Your goal:
Extract each line of the data below exactly as written.

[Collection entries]
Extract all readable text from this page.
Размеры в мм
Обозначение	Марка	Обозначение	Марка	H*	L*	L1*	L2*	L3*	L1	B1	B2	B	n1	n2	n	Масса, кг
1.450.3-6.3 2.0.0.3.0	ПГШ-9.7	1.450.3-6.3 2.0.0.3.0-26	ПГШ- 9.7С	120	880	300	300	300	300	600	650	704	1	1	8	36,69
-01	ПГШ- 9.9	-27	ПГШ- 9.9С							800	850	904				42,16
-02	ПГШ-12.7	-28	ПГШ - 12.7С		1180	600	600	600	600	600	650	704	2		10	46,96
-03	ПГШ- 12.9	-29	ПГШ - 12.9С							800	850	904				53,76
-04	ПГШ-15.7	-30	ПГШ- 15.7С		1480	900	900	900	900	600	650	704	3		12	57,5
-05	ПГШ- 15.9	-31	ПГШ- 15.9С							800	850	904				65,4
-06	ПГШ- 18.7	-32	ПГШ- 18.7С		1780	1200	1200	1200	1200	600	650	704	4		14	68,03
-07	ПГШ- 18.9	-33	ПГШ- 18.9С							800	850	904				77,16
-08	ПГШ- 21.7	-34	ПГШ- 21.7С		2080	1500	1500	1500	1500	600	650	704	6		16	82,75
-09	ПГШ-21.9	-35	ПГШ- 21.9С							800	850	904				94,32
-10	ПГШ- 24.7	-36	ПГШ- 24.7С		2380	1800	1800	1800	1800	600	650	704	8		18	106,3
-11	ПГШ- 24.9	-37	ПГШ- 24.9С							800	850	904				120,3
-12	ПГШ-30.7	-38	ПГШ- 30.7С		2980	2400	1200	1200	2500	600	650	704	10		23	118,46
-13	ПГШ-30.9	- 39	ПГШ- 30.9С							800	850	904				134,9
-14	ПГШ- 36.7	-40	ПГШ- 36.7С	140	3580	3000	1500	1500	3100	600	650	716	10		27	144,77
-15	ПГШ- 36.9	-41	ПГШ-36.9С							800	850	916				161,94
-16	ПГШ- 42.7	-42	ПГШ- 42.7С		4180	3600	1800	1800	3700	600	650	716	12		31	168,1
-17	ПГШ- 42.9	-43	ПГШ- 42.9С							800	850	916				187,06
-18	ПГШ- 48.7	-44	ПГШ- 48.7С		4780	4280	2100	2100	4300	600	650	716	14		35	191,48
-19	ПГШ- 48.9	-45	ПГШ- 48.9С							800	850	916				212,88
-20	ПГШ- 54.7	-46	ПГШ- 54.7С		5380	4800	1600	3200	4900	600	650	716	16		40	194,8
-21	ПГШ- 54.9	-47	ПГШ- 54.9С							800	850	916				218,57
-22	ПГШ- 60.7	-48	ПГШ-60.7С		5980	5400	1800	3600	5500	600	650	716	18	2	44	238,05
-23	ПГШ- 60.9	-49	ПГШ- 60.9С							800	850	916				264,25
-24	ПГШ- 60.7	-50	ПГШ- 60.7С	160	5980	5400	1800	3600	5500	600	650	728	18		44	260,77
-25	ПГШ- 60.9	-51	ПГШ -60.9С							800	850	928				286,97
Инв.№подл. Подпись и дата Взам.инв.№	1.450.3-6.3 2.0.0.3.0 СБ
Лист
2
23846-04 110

Final answer:
Extract all readable text from this page.
Размеры в мм
Обозначение	Марка	Обозначение	Марка	H*	L*	L1*	L2*	L3*	L1	B1	B2	B	n1	n2	n	Масса, кг
1.450.3-6.3 2.0.0.3.0	ПГШ-9.7	1.450.3-6.3 2.0.0.3.0-26	ПГШ- 9.7С	120	880	300	300	300	300	600	650	704	1	1	8	36,69
-01	ПГШ- 9.9	-27	ПГШ- 9.9С							800	850	904				42,16
-02	ПГШ-12.7	-28	ПГШ - 12.7С		1180	600	600	600	600	600	650	704	2		10	46,96
-03	ПГШ- 12.9	-29	ПГШ - 12.9С							800	850	904				53,76
-04	ПГШ-15.7	-30	ПГШ- 15.7С		1480	900	900	900	900	600	650	704	3		12	57,5
-05	ПГШ- 15.9	-31	ПГШ- 15.9С							800	850	904				65,4
-06	ПГШ- 18.7	-32	ПГШ- 18.7С		1780	1200	1200	1200	1200	600	650	704	4		14	68,03
-07	ПГШ- 18.9	-33	ПГШ- 18.9С							800	850	904				77,16
-08	ПГШ- 21.7	-34	ПГШ- 21.7С		2080	1500	1500	1500	1500	600	650	704	6		16	82,75
-09	ПГШ-21.9	-35	ПГШ- 21.9С							800	850	904				94,32
-10	ПГШ- 24.7	-36	ПГШ- 24.7С		2380	1800	1800	1800	1800	600	650	704	8		18	106,3
-11	ПГШ- 24.9	-37	ПГШ- 24.9С							800	850	904				120,3
-12	ПГШ-30.7	-38	ПГШ- 30.7С		2980	2400	1200	1200	2500	600	650	704	10		23	118,46
-13	ПГШ-30.9	- 39	ПГШ- 30.9С							800	850	904				134,9
-14	ПГШ- 36.7	-40	ПГШ- 36.7С	140	3580	3000	1500	1500	3100	600	650	716	10		27	144,77
-15	ПГШ- 36.9	-41	ПГШ-36.9С							800	850	916				161,94
-16	ПГШ- 42.7	-42	ПГШ- 42.7С		4180	3600	1800	1800	3700	600	650	716	12		31	168,1
-17	ПГШ- 42.9	-43	ПГШ- 42.9С							800	850	916				187,06
-18	ПГШ- 48.7	-44	ПГШ- 48.7С		4780	4280	2100	2100	4300	600	650	716	14		35	191,48
-19	ПГШ- 48.9	-45	ПГШ- 48.9С							800	850	916				212,88
-20	ПГШ- 54.7	-46	ПГШ- 54.7С		5380	4800	1600	3200	4900	600	650	716	16		40	194,8
-21	ПГШ- 54.9	-47	ПГШ- 54.9С							800	850	916				218,57
-22	ПГШ- 60.7	-48	ПГШ-60.7С		5980	5400	1800	3600	5500	600	650	716	18	2	44	238,05
-23	ПГШ- 60.9	-49	ПГШ- 60.9С							800	850	916				264,25
-24	ПГШ- 60.7	-50	ПГШ- 60.7С	160	5980	5400	1800	3600	5500	600	650	728	18		44	260,77
-25	ПГШ- 60.9	-51	ПГШ -60.9С							800	850	928				286,97
Инв.№подл. Подпись и дата Взам.инв.№	1.450.3-6.3 2.0.0.3.0 СБ
Лист
2
23846-04 110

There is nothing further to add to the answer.